### PROVIDED RECORDS
+ + +

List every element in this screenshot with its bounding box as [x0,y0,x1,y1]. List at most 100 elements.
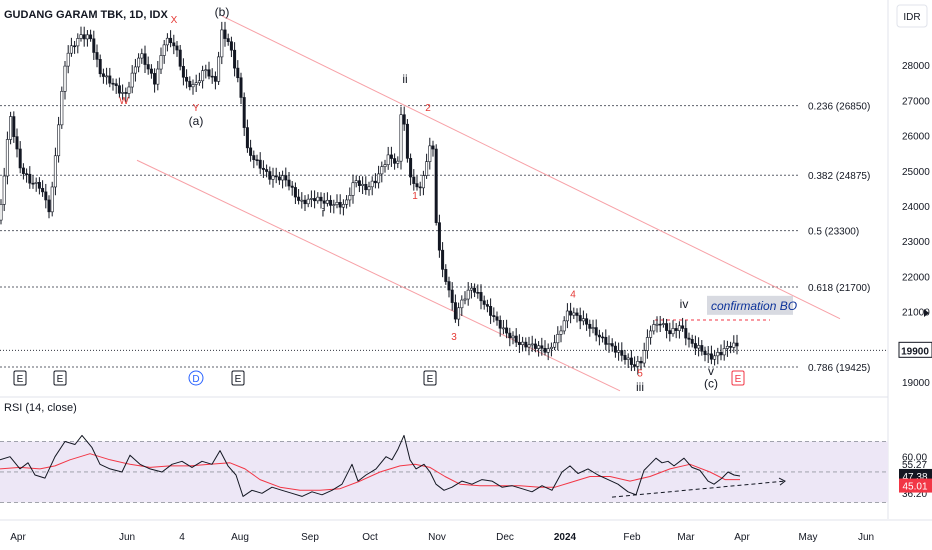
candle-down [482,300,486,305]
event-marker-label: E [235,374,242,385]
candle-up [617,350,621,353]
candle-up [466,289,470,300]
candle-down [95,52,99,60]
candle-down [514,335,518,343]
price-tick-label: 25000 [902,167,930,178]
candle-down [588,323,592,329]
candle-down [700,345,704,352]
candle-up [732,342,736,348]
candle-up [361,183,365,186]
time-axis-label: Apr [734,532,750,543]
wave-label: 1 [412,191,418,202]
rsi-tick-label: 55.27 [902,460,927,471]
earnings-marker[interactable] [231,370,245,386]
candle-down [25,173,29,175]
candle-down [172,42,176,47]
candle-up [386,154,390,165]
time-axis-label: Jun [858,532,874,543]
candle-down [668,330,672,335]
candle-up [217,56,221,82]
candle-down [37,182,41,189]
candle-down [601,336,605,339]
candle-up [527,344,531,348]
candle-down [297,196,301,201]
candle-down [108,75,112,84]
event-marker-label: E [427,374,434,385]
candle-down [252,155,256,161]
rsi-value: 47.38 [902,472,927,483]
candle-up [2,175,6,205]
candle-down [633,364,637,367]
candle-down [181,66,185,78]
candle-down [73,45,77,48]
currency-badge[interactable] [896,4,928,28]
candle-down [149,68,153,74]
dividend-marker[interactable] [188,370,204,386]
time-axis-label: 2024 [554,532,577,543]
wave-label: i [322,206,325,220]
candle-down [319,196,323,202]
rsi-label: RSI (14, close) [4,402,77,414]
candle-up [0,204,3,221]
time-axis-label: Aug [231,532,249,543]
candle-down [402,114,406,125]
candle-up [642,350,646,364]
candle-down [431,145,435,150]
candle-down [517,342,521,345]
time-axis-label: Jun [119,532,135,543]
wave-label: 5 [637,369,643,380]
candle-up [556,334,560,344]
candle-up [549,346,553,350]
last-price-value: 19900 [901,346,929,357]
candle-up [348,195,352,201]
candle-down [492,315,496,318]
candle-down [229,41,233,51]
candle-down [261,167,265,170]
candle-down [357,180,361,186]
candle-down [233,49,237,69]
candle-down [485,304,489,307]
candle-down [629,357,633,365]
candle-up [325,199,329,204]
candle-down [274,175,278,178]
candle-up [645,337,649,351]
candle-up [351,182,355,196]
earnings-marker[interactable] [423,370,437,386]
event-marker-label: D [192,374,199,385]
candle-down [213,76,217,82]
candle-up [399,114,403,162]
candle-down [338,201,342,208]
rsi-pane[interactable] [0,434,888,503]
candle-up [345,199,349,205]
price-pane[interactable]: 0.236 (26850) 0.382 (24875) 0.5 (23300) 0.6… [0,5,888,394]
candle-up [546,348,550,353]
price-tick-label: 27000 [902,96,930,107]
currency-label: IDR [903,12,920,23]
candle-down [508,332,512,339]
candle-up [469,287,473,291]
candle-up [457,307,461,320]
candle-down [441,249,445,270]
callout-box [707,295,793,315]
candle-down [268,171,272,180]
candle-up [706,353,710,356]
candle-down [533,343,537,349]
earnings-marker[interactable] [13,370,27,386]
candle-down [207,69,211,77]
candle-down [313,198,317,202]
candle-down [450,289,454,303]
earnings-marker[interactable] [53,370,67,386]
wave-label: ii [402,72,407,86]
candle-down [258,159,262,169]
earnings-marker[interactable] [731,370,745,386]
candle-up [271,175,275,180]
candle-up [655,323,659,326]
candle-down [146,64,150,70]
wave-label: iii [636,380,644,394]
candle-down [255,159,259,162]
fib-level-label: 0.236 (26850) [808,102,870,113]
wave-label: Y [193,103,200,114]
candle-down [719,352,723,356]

+ + +

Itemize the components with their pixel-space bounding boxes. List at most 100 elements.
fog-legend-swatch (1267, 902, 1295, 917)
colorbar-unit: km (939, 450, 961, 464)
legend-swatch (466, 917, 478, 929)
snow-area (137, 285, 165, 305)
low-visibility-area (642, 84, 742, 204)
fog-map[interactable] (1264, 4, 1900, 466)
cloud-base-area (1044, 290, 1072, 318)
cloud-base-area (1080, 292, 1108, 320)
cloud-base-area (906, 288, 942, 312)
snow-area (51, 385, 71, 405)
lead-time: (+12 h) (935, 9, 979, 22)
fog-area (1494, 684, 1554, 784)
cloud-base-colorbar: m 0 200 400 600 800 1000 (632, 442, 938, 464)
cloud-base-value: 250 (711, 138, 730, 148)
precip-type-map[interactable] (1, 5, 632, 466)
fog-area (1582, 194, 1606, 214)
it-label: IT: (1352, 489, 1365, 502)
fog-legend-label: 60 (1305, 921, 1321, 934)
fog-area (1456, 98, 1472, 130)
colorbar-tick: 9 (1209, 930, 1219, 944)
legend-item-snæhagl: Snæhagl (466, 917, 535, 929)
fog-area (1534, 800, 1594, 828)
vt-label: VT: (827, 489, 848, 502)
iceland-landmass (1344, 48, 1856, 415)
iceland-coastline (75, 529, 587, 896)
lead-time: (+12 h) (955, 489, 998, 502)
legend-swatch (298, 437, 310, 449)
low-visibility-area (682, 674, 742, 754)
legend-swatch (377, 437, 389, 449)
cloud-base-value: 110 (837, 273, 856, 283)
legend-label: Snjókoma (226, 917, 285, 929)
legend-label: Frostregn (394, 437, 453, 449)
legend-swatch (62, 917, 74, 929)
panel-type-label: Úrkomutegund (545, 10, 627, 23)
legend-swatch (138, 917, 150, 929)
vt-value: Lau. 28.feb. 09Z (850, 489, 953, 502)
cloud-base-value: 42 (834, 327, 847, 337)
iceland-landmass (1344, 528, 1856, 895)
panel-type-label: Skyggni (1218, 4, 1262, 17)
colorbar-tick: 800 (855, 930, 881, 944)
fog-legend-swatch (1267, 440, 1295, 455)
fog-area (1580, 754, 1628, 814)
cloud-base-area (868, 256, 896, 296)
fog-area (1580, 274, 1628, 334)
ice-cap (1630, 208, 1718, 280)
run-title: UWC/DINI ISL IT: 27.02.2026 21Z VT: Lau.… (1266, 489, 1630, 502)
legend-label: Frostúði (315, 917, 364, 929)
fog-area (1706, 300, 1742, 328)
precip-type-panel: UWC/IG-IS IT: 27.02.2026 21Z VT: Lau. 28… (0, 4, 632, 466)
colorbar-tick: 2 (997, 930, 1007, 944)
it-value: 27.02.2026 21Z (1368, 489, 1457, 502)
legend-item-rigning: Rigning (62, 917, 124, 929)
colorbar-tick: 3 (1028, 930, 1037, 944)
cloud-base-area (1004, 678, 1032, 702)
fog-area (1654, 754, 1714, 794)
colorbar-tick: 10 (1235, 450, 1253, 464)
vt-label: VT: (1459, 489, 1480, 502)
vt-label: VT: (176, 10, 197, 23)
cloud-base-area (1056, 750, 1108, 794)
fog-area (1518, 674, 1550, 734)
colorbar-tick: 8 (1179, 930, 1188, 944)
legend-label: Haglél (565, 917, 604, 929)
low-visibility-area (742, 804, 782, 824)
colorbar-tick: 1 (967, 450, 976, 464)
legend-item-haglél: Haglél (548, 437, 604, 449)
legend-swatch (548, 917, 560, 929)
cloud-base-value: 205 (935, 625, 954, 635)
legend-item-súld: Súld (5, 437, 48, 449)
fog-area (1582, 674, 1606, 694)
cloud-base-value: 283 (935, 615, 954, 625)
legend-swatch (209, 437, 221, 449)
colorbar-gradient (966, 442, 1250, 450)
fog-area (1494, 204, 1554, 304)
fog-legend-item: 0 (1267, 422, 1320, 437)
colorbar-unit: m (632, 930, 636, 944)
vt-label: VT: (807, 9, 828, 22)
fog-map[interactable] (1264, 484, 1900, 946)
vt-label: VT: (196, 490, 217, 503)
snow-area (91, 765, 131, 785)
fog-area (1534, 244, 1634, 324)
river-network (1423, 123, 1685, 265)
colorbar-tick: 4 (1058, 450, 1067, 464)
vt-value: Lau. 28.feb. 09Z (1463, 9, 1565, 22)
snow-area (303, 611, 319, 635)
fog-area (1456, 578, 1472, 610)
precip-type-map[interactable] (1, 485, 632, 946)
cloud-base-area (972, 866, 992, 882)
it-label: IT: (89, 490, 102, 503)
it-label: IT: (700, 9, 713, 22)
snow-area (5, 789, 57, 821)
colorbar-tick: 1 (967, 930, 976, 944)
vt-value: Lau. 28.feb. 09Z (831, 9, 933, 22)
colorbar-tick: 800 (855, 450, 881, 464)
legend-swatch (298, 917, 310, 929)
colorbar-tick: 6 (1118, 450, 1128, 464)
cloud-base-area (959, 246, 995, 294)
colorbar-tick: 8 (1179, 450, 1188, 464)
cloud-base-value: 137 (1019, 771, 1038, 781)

+ + +

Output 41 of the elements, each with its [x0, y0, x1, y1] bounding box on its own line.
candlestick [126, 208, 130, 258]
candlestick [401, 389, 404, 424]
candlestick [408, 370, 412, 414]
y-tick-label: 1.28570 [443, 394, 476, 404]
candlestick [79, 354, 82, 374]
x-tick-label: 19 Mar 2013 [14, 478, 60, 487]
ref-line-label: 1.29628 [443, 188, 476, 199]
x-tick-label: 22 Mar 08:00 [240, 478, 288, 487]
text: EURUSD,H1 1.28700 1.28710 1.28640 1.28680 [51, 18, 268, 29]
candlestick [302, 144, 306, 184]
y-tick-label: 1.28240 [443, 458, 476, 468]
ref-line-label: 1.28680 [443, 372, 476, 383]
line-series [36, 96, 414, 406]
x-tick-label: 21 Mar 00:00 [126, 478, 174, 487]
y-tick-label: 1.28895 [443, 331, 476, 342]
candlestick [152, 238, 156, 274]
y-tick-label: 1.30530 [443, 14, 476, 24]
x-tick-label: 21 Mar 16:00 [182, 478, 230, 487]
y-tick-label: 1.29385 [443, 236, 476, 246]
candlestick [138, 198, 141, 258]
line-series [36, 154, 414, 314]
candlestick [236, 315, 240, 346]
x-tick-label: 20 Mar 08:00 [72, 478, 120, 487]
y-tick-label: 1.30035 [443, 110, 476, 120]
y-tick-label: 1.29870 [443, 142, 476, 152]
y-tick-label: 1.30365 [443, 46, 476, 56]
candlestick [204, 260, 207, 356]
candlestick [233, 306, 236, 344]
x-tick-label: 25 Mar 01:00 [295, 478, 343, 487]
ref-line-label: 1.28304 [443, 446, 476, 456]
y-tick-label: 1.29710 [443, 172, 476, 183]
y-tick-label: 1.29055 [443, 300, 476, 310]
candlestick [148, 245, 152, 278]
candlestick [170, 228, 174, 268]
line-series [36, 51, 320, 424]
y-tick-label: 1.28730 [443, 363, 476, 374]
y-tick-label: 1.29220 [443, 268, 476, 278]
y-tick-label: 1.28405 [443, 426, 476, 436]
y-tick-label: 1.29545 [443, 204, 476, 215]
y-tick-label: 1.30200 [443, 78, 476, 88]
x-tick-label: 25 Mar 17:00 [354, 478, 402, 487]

+ + +

Write as a numbered list the lines of material starting with the line with "candle-down [482,300,486,305]" and going on through the line with "dividend-marker[interactable] [188,370,204,386]", leaving out any blank lines.

### COMPLETE RESPONSE
1. candle-down [482,300,486,305]
2. event-marker-label: E [235,374,242,385]
3. candle-up [617,350,621,353]
4. candle-up [466,289,470,300]
5. candle-down [95,52,99,60]
6. candle-down [514,335,518,343]
7. price-tick-label: 25000 [902,167,930,178]
8. candle-down [588,323,592,329]
9. candle-down [700,345,704,352]
10. candle-up [732,342,736,348]
11. candle-up [361,183,365,186]
12. time-axis-label: Apr [734,532,750,543]
13. wave-label: 1 [412,191,418,202]
14. rsi-tick-label: 55.27 [902,460,927,471]
15. earnings-marker[interactable] [231,370,245,386]
16. candle-down [25,173,29,175]
17. candle-down [172,42,176,47]
18. candle-up [386,154,390,165]
19. time-axis-label: Jun [858,532,874,543]
20. candle-down [668,330,672,335]
21. candle-up [217,56,221,82]
22. candle-down [37,182,41,189]
23. candle-down [601,336,605,339]
24. candle-up [527,344,531,348]
25. candle-down [297,196,301,201]
26. candle-down [108,75,112,84]
27. event-marker-label: E [427,374,434,385]
28. candle-down [252,155,256,161]
29. rsi-value: 47.38 [902,472,927,483]
30. candle-up [2,175,6,205]
31. candle-down [633,364,637,367]
32. candle-down [181,66,185,78]
33. candle-down [73,45,77,48]
34. currency-badge[interactable] [896,4,928,28]
35. candle-down [149,68,153,74]
36. dividend-marker[interactable] [188,370,204,386]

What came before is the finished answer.